[start]

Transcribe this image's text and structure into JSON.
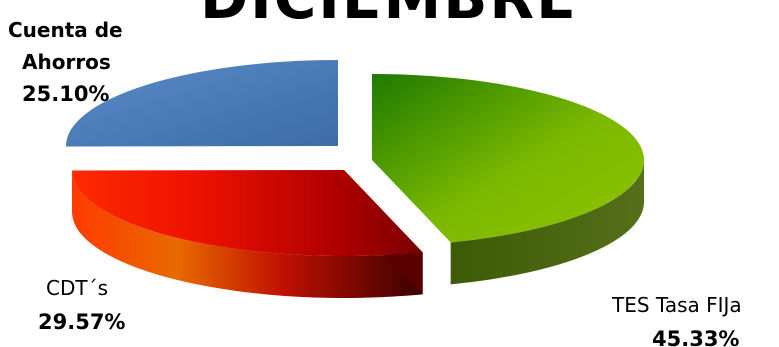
{
  "chart_data": {
    "type": "pie",
    "title": "DICIEMBRE",
    "slices": [
      {
        "name": "TES Tasa FIJa",
        "value": 45.33,
        "label": "45.33%",
        "color": "#6aa400",
        "color_dark": "#3f5f0a"
      },
      {
        "name": "CDT´s",
        "value": 29.57,
        "label": "29.57%",
        "color": "#ee1c00",
        "color_dark": "#7a0000"
      },
      {
        "name": "Cuenta de Ahorros",
        "value": 25.1,
        "label": "25.10%",
        "color": "#4a79b6",
        "color_dark": "#2b4a7a"
      }
    ],
    "labels": {
      "tes_name": "TES Tasa FIJa",
      "tes_value": "45.33%",
      "cdt_name": "CDT´s",
      "cdt_value": "29.57%",
      "ahorros_line1": "Cuenta de",
      "ahorros_line2": "Ahorros",
      "ahorros_value": "25.10%"
    },
    "legend": "none"
  }
}
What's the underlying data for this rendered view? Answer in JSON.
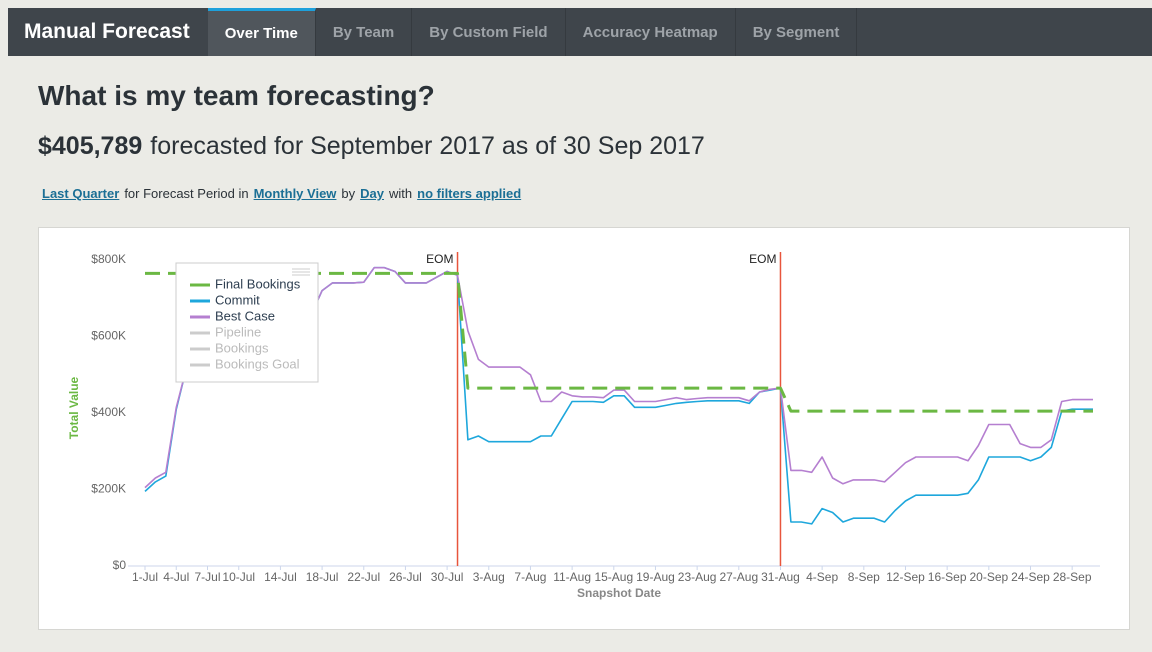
{
  "nav": {
    "title": "Manual Forecast",
    "tabs": [
      "Over Time",
      "By Team",
      "By Custom Field",
      "Accuracy Heatmap",
      "By Segment"
    ],
    "active": 0
  },
  "heading": "What is my team forecasting?",
  "summary": {
    "amount": "$405,789",
    "text": "forecasted for September 2017 as of 30 Sep 2017"
  },
  "filter_line": [
    "Last Quarter",
    "for Forecast Period in",
    "Monthly View",
    "by",
    "Day",
    "with",
    "no filters applied"
  ],
  "chart_data": {
    "type": "line",
    "xlabel": "Snapshot Date",
    "ylabel": "Total Value",
    "categories": [
      "1-Jul",
      null,
      null,
      "4-Jul",
      null,
      null,
      "7-Jul",
      null,
      null,
      "10-Jul",
      null,
      null,
      null,
      "14-Jul",
      null,
      null,
      null,
      "18-Jul",
      null,
      null,
      null,
      "22-Jul",
      null,
      null,
      null,
      "26-Jul",
      null,
      null,
      null,
      "30-Jul",
      null,
      null,
      null,
      "3-Aug",
      null,
      null,
      null,
      "7-Aug",
      null,
      null,
      null,
      "11-Aug",
      null,
      null,
      null,
      "15-Aug",
      null,
      null,
      null,
      "19-Aug",
      null,
      null,
      null,
      "23-Aug",
      null,
      null,
      null,
      "27-Aug",
      null,
      null,
      null,
      "31-Aug",
      null,
      null,
      null,
      "4-Sep",
      null,
      null,
      null,
      "8-Sep",
      null,
      null,
      null,
      "12-Sep",
      null,
      null,
      null,
      "16-Sep",
      null,
      null,
      null,
      "20-Sep",
      null,
      null,
      null,
      "24-Sep",
      null,
      null,
      null,
      "28-Sep",
      null,
      null
    ],
    "series": [
      {
        "name": "Final Bookings",
        "color": "#6bb843",
        "dashed": true,
        "values": [
          765000,
          765000,
          765000,
          765000,
          765000,
          765000,
          765000,
          765000,
          765000,
          765000,
          765000,
          765000,
          765000,
          765000,
          765000,
          765000,
          765000,
          765000,
          765000,
          765000,
          765000,
          765000,
          765000,
          765000,
          765000,
          765000,
          765000,
          765000,
          765000,
          765000,
          765000,
          465000,
          465000,
          465000,
          465000,
          465000,
          465000,
          465000,
          465000,
          465000,
          465000,
          465000,
          465000,
          465000,
          465000,
          465000,
          465000,
          465000,
          465000,
          465000,
          465000,
          465000,
          465000,
          465000,
          465000,
          465000,
          465000,
          465000,
          465000,
          465000,
          465000,
          465000,
          405000,
          405000,
          405000,
          405000,
          405000,
          405000,
          405000,
          405000,
          405000,
          405000,
          405000,
          405000,
          405000,
          405000,
          405000,
          405000,
          405000,
          405000,
          405000,
          405000,
          405000,
          405000,
          405000,
          405000,
          405000,
          405000,
          405000,
          405000,
          405000,
          405000
        ]
      },
      {
        "name": "Commit",
        "color": "#1ea7dc",
        "values": [
          195000,
          220000,
          235000,
          410000,
          520000,
          580000,
          610000,
          620000,
          630000,
          640000,
          645000,
          650000,
          650000,
          650000,
          652000,
          655000,
          660000,
          720000,
          740000,
          740000,
          740000,
          742000,
          780000,
          780000,
          770000,
          740000,
          740000,
          740000,
          755000,
          770000,
          760000,
          330000,
          340000,
          325000,
          325000,
          325000,
          325000,
          325000,
          340000,
          340000,
          385000,
          430000,
          430000,
          430000,
          428000,
          445000,
          445000,
          415000,
          415000,
          415000,
          420000,
          425000,
          428000,
          430000,
          432000,
          432000,
          432000,
          432000,
          425000,
          455000,
          460000,
          465000,
          115000,
          115000,
          110000,
          150000,
          140000,
          115000,
          125000,
          125000,
          125000,
          115000,
          145000,
          170000,
          185000,
          185000,
          185000,
          185000,
          185000,
          190000,
          225000,
          285000,
          285000,
          285000,
          285000,
          275000,
          285000,
          310000,
          405000,
          410000,
          410000,
          410000
        ]
      },
      {
        "name": "Best Case",
        "color": "#b57fd0",
        "values": [
          205000,
          230000,
          245000,
          415000,
          520000,
          580000,
          610000,
          620000,
          630000,
          640000,
          645000,
          650000,
          650000,
          650000,
          652000,
          655000,
          660000,
          720000,
          740000,
          740000,
          740000,
          742000,
          780000,
          780000,
          770000,
          740000,
          740000,
          740000,
          755000,
          770000,
          760000,
          615000,
          540000,
          520000,
          520000,
          520000,
          520000,
          500000,
          430000,
          430000,
          455000,
          445000,
          442000,
          442000,
          440000,
          460000,
          460000,
          430000,
          430000,
          430000,
          435000,
          440000,
          435000,
          438000,
          440000,
          440000,
          440000,
          440000,
          432000,
          455000,
          462000,
          465000,
          250000,
          250000,
          245000,
          285000,
          230000,
          215000,
          225000,
          225000,
          225000,
          220000,
          245000,
          270000,
          285000,
          285000,
          285000,
          285000,
          285000,
          275000,
          315000,
          370000,
          370000,
          370000,
          320000,
          310000,
          310000,
          330000,
          430000,
          435000,
          435000,
          435000
        ]
      }
    ],
    "legend_inactive": [
      "Pipeline",
      "Bookings",
      "Bookings Goal"
    ],
    "annotations": [
      {
        "text": "EOM",
        "at": 30
      },
      {
        "text": "EOM",
        "at": 61
      }
    ],
    "annotation_color": "#e8553c",
    "ylim": [
      0,
      800000
    ],
    "yticks": [
      {
        "value": 0,
        "label": "$0"
      },
      {
        "value": 200000,
        "label": "$200K"
      },
      {
        "value": 400000,
        "label": "$400K"
      },
      {
        "value": 600000,
        "label": "$600K"
      },
      {
        "value": 800000,
        "label": "$800K"
      }
    ]
  }
}
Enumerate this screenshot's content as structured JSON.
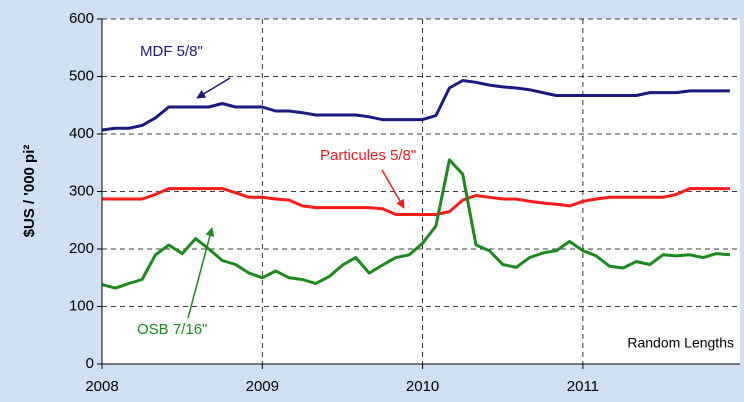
{
  "chart_data": {
    "type": "line",
    "y_label": "$US / '000 pi²",
    "source": "Random Lengths",
    "x": [
      2008,
      2008.083,
      2008.167,
      2008.25,
      2008.333,
      2008.417,
      2008.5,
      2008.583,
      2008.667,
      2008.75,
      2008.833,
      2008.917,
      2009,
      2009.083,
      2009.167,
      2009.25,
      2009.333,
      2009.417,
      2009.5,
      2009.583,
      2009.667,
      2009.75,
      2009.833,
      2009.917,
      2010,
      2010.083,
      2010.167,
      2010.25,
      2010.333,
      2010.417,
      2010.5,
      2010.583,
      2010.667,
      2010.75,
      2010.833,
      2010.917,
      2011,
      2011.083,
      2011.167,
      2011.25,
      2011.333,
      2011.417,
      2011.5,
      2011.583,
      2011.667,
      2011.75,
      2011.833,
      2011.917
    ],
    "series": [
      {
        "name": "MDF 5/8\"",
        "color": "#1a1a80",
        "values": [
          407,
          410,
          410,
          415,
          428,
          447,
          447,
          447,
          447,
          453,
          447,
          447,
          447,
          440,
          440,
          437,
          433,
          433,
          433,
          433,
          430,
          425,
          425,
          425,
          425,
          432,
          480,
          493,
          490,
          485,
          482,
          480,
          477,
          472,
          467,
          467,
          467,
          467,
          467,
          467,
          467,
          472,
          472,
          472,
          475,
          475,
          475,
          475
        ]
      },
      {
        "name": "Particules 5/8\"",
        "color": "#ff1a1a",
        "values": [
          287,
          287,
          287,
          287,
          295,
          305,
          305,
          305,
          305,
          305,
          298,
          290,
          290,
          287,
          285,
          275,
          272,
          272,
          272,
          272,
          272,
          270,
          260,
          260,
          260,
          260,
          265,
          285,
          293,
          290,
          287,
          287,
          283,
          280,
          278,
          275,
          283,
          287,
          290,
          290,
          290,
          290,
          290,
          295,
          305,
          305,
          305,
          305
        ]
      },
      {
        "name": "OSB 7/16\"",
        "color": "#1a8a1a",
        "values": [
          138,
          132,
          140,
          147,
          190,
          207,
          192,
          218,
          200,
          180,
          173,
          158,
          150,
          162,
          150,
          147,
          140,
          152,
          172,
          185,
          158,
          172,
          185,
          190,
          210,
          240,
          355,
          330,
          207,
          197,
          173,
          168,
          185,
          193,
          197,
          213,
          197,
          188,
          170,
          167,
          178,
          173,
          190,
          188,
          190,
          185,
          192,
          190
        ]
      }
    ],
    "xlim": [
      2008,
      2011.98
    ],
    "xticks": [
      2008,
      2009,
      2010,
      2011
    ],
    "ylim": [
      0,
      600
    ],
    "yticks": [
      0,
      100,
      200,
      300,
      400,
      500,
      600
    ],
    "grid": true
  }
}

[end]

Look through the entries and return every line where "text" appears.

**THE ANSWER:**
Transcribe this image's text and structure into JSON.
    "text": "forecasted for September 2017 as of 30 Sep 2017"
        "text": "EOM",
        "text": "EOM",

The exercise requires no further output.